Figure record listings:
Begin

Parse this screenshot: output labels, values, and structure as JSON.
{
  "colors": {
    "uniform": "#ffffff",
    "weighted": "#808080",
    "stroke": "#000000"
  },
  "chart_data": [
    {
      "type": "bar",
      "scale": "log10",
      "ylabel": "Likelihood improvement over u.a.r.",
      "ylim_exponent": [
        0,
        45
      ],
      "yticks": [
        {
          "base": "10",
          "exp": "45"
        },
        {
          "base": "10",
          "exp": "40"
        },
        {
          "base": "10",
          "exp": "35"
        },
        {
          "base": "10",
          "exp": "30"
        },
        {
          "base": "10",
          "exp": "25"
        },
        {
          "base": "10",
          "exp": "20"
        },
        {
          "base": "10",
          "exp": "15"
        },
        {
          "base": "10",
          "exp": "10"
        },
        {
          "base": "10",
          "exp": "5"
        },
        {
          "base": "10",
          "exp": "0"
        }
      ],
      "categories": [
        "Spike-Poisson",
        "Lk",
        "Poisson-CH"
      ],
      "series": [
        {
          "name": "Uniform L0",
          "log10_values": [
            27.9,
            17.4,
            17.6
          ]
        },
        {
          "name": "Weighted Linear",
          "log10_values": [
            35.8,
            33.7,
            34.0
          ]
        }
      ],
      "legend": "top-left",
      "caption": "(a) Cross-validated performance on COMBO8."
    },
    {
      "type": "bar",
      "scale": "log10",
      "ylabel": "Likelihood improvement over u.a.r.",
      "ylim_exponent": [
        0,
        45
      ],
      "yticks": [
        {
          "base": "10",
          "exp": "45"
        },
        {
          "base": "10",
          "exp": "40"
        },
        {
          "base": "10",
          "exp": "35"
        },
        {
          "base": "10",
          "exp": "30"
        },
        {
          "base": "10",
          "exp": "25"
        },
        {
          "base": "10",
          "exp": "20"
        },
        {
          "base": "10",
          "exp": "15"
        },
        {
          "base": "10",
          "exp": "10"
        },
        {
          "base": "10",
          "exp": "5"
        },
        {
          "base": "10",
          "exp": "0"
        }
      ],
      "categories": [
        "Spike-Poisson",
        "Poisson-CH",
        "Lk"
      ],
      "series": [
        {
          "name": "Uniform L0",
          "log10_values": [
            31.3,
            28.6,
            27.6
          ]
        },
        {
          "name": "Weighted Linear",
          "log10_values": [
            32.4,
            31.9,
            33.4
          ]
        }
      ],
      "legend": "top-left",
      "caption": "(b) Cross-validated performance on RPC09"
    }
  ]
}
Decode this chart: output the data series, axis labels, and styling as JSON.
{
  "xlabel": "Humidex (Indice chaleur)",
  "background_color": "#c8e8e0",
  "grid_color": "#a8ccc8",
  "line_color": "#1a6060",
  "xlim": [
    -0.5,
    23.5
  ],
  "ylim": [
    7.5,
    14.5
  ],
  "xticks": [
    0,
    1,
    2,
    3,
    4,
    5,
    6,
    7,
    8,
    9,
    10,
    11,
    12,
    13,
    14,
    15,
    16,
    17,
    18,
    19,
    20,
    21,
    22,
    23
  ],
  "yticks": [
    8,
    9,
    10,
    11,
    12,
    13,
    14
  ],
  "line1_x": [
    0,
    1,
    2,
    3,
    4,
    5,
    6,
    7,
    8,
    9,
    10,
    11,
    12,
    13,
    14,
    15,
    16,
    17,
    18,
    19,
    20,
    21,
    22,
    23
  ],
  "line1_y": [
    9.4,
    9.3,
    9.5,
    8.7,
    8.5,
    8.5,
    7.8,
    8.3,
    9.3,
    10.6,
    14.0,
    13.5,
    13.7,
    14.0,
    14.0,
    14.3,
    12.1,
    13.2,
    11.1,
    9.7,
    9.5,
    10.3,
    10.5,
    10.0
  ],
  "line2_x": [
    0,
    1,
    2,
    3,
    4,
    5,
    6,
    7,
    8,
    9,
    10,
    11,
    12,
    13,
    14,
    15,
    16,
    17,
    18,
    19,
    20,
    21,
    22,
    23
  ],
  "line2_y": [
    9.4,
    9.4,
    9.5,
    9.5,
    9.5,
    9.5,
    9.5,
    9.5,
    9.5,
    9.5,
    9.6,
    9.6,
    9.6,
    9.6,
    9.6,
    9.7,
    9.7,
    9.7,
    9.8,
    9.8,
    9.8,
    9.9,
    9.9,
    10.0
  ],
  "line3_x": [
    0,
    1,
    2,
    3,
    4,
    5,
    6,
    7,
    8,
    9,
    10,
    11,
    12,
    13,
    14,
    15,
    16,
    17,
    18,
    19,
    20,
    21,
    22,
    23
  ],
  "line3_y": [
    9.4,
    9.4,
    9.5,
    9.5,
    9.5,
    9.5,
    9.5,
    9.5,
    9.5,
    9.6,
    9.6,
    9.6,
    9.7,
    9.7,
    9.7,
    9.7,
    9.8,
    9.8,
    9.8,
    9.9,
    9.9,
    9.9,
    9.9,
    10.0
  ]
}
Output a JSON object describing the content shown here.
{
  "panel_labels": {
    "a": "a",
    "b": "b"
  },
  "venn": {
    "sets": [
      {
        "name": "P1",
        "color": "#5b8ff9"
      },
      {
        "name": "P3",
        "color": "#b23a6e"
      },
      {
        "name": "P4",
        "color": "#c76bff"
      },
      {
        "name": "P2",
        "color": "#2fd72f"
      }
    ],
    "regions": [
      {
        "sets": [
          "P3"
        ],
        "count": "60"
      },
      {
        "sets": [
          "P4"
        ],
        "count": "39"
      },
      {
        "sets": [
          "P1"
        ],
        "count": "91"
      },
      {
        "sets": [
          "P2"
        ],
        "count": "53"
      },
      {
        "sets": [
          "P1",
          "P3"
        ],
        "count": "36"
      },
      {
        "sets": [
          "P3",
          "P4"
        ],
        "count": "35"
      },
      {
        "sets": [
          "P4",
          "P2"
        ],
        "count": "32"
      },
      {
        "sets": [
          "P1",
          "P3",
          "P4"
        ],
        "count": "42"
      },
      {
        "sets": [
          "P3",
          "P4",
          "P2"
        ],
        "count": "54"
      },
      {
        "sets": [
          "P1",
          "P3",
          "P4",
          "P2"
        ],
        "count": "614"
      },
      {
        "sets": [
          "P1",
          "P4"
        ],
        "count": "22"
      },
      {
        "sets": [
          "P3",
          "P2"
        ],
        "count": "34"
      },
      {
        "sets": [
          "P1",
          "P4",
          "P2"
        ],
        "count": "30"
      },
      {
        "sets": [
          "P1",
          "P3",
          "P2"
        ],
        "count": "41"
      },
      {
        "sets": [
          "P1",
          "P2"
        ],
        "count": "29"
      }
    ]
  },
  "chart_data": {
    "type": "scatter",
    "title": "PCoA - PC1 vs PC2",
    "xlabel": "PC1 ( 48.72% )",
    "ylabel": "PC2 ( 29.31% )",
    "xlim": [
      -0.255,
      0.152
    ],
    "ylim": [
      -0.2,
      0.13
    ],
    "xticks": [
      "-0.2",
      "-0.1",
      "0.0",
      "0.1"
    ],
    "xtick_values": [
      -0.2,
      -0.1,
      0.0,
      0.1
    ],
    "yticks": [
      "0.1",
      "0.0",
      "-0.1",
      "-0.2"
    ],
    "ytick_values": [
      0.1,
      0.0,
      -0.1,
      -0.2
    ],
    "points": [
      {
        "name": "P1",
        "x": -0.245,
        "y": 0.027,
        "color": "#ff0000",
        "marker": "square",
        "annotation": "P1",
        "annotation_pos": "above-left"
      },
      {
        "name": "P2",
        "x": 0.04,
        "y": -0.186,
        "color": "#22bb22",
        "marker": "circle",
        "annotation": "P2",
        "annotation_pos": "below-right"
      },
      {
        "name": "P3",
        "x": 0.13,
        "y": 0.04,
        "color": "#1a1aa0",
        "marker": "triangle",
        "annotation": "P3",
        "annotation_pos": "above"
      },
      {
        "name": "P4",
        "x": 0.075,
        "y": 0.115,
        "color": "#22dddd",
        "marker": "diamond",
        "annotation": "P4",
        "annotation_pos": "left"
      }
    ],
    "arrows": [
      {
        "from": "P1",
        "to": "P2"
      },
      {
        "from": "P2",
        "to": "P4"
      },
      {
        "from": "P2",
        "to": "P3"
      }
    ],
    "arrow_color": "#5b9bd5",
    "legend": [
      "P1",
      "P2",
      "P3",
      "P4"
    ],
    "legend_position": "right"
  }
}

End

* _WHAT IS EXPECTED_
Write out each line of the data that holds the string "above".

* _FINAL ANSWER_
        "annotation_pos": "above-left"
        "annotation_pos": "above"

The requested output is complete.